## Input data:
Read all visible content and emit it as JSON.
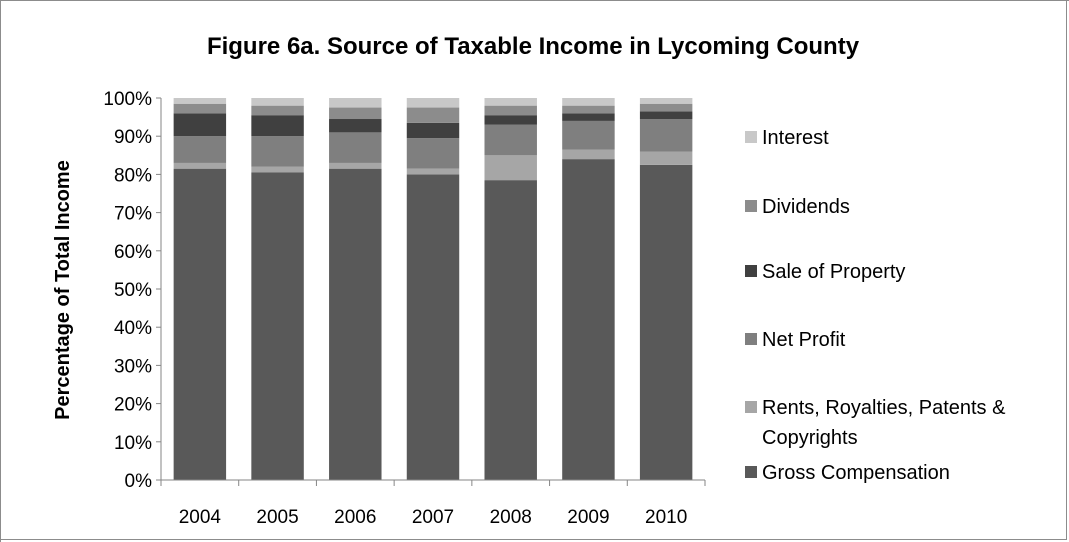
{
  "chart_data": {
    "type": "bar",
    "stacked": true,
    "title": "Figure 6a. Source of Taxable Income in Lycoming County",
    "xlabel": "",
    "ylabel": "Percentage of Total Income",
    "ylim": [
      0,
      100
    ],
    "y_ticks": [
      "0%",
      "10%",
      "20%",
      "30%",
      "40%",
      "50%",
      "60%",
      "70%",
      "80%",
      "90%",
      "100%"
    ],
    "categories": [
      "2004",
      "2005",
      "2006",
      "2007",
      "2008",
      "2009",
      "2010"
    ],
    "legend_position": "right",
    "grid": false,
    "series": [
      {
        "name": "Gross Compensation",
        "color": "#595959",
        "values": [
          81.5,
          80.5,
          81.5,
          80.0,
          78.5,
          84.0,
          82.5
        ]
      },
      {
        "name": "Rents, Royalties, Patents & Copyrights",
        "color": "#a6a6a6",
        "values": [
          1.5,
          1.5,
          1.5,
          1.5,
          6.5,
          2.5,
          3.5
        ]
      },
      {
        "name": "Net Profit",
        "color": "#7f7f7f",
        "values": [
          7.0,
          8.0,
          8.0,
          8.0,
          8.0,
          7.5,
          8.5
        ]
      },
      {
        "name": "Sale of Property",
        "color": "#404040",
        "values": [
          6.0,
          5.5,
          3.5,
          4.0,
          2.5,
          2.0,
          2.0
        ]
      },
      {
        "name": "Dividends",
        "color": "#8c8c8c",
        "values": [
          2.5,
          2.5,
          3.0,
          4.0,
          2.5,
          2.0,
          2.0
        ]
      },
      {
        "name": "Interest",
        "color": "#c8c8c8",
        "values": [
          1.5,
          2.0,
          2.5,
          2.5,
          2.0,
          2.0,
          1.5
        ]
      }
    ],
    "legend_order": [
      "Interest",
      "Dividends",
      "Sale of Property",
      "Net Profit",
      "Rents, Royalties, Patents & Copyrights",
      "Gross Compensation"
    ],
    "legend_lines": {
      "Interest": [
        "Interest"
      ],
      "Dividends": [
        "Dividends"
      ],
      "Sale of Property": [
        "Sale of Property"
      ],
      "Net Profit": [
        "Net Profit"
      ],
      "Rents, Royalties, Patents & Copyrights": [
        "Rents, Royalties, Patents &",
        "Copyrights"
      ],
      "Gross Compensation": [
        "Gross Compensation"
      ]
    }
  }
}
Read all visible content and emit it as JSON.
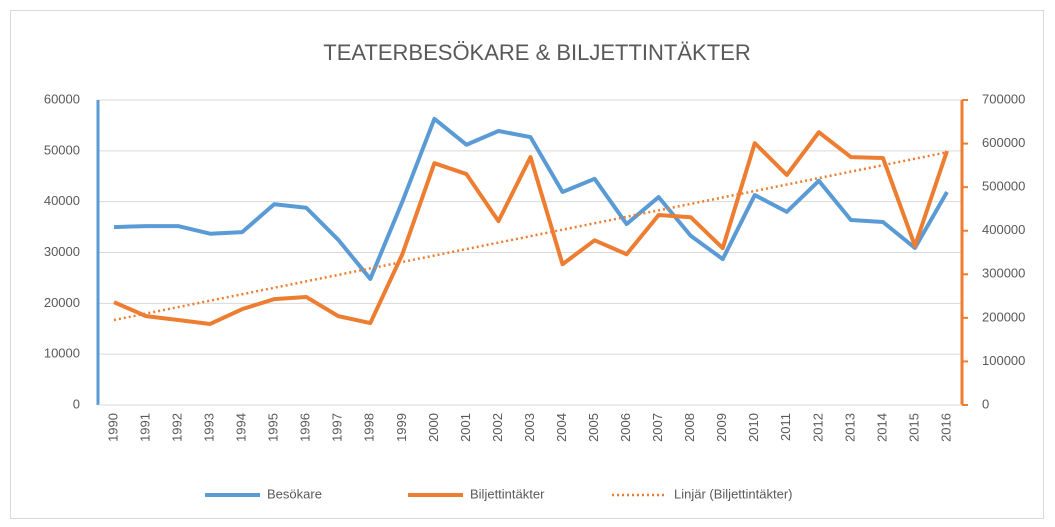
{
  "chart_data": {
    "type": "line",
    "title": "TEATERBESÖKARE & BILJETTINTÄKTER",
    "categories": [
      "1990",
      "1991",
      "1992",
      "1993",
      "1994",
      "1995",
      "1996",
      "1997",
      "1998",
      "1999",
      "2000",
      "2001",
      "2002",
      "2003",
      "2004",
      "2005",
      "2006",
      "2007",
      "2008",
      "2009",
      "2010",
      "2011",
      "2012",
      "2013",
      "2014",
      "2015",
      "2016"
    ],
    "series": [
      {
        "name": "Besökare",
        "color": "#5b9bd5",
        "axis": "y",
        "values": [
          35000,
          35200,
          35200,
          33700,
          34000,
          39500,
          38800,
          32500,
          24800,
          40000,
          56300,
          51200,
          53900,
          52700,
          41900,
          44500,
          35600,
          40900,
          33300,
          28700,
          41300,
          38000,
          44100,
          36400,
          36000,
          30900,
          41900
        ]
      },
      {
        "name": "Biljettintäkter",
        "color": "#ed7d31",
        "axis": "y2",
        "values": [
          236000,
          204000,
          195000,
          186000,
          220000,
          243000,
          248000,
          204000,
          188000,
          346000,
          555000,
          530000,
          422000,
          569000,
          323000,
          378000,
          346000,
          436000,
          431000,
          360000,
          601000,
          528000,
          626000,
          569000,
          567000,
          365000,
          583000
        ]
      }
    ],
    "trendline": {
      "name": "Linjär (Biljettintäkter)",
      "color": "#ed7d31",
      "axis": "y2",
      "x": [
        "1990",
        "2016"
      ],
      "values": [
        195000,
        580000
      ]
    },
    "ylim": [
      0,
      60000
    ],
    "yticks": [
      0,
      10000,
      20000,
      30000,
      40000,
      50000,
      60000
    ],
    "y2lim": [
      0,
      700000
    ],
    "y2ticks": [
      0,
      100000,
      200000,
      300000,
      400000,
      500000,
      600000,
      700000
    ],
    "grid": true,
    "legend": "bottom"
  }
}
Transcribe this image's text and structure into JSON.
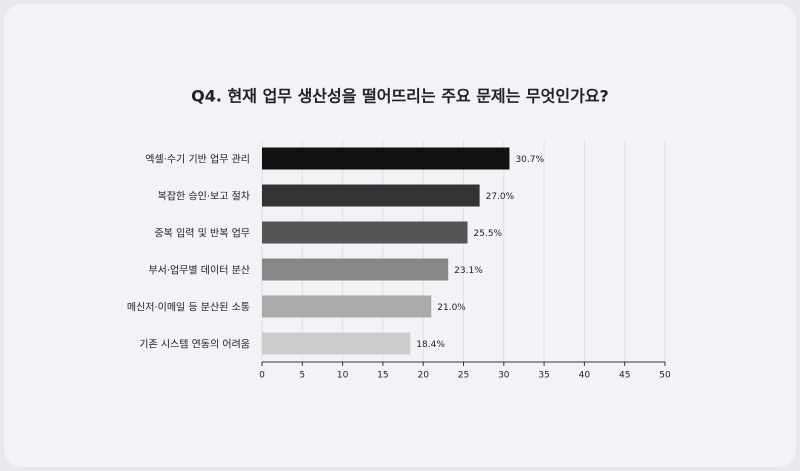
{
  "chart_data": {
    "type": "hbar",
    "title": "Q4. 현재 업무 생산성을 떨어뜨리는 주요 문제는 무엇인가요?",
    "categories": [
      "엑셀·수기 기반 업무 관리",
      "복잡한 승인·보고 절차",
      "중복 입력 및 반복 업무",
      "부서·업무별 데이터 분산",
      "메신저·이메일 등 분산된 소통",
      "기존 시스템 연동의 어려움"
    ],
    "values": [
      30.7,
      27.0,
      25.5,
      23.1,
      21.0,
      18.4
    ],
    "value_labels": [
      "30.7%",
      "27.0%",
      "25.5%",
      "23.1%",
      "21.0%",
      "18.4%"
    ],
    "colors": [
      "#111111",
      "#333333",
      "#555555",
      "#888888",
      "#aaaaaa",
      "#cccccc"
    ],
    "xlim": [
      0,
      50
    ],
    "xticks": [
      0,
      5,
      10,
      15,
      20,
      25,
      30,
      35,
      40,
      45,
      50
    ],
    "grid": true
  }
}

## Problem requirements:
Make an exact copy of every entry above, minus the images.

## Written answer:
Read all visible content and emit it as JSON.
{
  "chart_data": {
    "type": "bar",
    "stacked": true,
    "title": "Figure 6a. Source of Taxable Income in Lycoming County",
    "xlabel": "",
    "ylabel": "Percentage of Total Income",
    "ylim": [
      0,
      100
    ],
    "y_ticks": [
      "0%",
      "10%",
      "20%",
      "30%",
      "40%",
      "50%",
      "60%",
      "70%",
      "80%",
      "90%",
      "100%"
    ],
    "categories": [
      "2004",
      "2005",
      "2006",
      "2007",
      "2008",
      "2009",
      "2010"
    ],
    "legend_position": "right",
    "grid": false,
    "series": [
      {
        "name": "Gross Compensation",
        "color": "#595959",
        "values": [
          81.5,
          80.5,
          81.5,
          80.0,
          78.5,
          84.0,
          82.5
        ]
      },
      {
        "name": "Rents, Royalties, Patents & Copyrights",
        "color": "#a6a6a6",
        "values": [
          1.5,
          1.5,
          1.5,
          1.5,
          6.5,
          2.5,
          3.5
        ]
      },
      {
        "name": "Net Profit",
        "color": "#7f7f7f",
        "values": [
          7.0,
          8.0,
          8.0,
          8.0,
          8.0,
          7.5,
          8.5
        ]
      },
      {
        "name": "Sale of Property",
        "color": "#404040",
        "values": [
          6.0,
          5.5,
          3.5,
          4.0,
          2.5,
          2.0,
          2.0
        ]
      },
      {
        "name": "Dividends",
        "color": "#8c8c8c",
        "values": [
          2.5,
          2.5,
          3.0,
          4.0,
          2.5,
          2.0,
          2.0
        ]
      },
      {
        "name": "Interest",
        "color": "#c8c8c8",
        "values": [
          1.5,
          2.0,
          2.5,
          2.5,
          2.0,
          2.0,
          1.5
        ]
      }
    ],
    "legend_order": [
      "Interest",
      "Dividends",
      "Sale of Property",
      "Net Profit",
      "Rents, Royalties, Patents & Copyrights",
      "Gross Compensation"
    ],
    "legend_lines": {
      "Interest": [
        "Interest"
      ],
      "Dividends": [
        "Dividends"
      ],
      "Sale of Property": [
        "Sale of Property"
      ],
      "Net Profit": [
        "Net Profit"
      ],
      "Rents, Royalties, Patents & Copyrights": [
        "Rents, Royalties, Patents &",
        "Copyrights"
      ],
      "Gross Compensation": [
        "Gross Compensation"
      ]
    }
  }
}
Read all visible content and emit it as JSON.
{
  "chart_data": {
    "type": "line",
    "title": "TEATERBESÖKARE & BILJETTINTÄKTER",
    "categories": [
      "1990",
      "1991",
      "1992",
      "1993",
      "1994",
      "1995",
      "1996",
      "1997",
      "1998",
      "1999",
      "2000",
      "2001",
      "2002",
      "2003",
      "2004",
      "2005",
      "2006",
      "2007",
      "2008",
      "2009",
      "2010",
      "2011",
      "2012",
      "2013",
      "2014",
      "2015",
      "2016"
    ],
    "series": [
      {
        "name": "Besökare",
        "color": "#5b9bd5",
        "axis": "y",
        "values": [
          35000,
          35200,
          35200,
          33700,
          34000,
          39500,
          38800,
          32500,
          24800,
          40000,
          56300,
          51200,
          53900,
          52700,
          41900,
          44500,
          35600,
          40900,
          33300,
          28700,
          41300,
          38000,
          44100,
          36400,
          36000,
          30900,
          41900
        ]
      },
      {
        "name": "Biljettintäkter",
        "color": "#ed7d31",
        "axis": "y2",
        "values": [
          236000,
          204000,
          195000,
          186000,
          220000,
          243000,
          248000,
          204000,
          188000,
          346000,
          555000,
          530000,
          422000,
          569000,
          323000,
          378000,
          346000,
          436000,
          431000,
          360000,
          601000,
          528000,
          626000,
          569000,
          567000,
          365000,
          583000
        ]
      }
    ],
    "trendline": {
      "name": "Linjär (Biljettintäkter)",
      "color": "#ed7d31",
      "axis": "y2",
      "x": [
        "1990",
        "2016"
      ],
      "values": [
        195000,
        580000
      ]
    },
    "ylim": [
      0,
      60000
    ],
    "yticks": [
      0,
      10000,
      20000,
      30000,
      40000,
      50000,
      60000
    ],
    "y2lim": [
      0,
      700000
    ],
    "y2ticks": [
      0,
      100000,
      200000,
      300000,
      400000,
      500000,
      600000,
      700000
    ],
    "grid": true,
    "legend": "bottom"
  }
}
Transcribe this image's text and structure into JSON.
{
  "chart_data": {
    "type": "hbar",
    "title": "Q4. 현재 업무 생산성을 떨어뜨리는 주요 문제는 무엇인가요?",
    "categories": [
      "엑셀·수기 기반 업무 관리",
      "복잡한 승인·보고 절차",
      "중복 입력 및 반복 업무",
      "부서·업무별 데이터 분산",
      "메신저·이메일 등 분산된 소통",
      "기존 시스템 연동의 어려움"
    ],
    "values": [
      30.7,
      27.0,
      25.5,
      23.1,
      21.0,
      18.4
    ],
    "value_labels": [
      "30.7%",
      "27.0%",
      "25.5%",
      "23.1%",
      "21.0%",
      "18.4%"
    ],
    "colors": [
      "#111111",
      "#333333",
      "#555555",
      "#888888",
      "#aaaaaa",
      "#cccccc"
    ],
    "xlim": [
      0,
      50
    ],
    "xticks": [
      0,
      5,
      10,
      15,
      20,
      25,
      30,
      35,
      40,
      45,
      50
    ],
    "grid": true
  }
}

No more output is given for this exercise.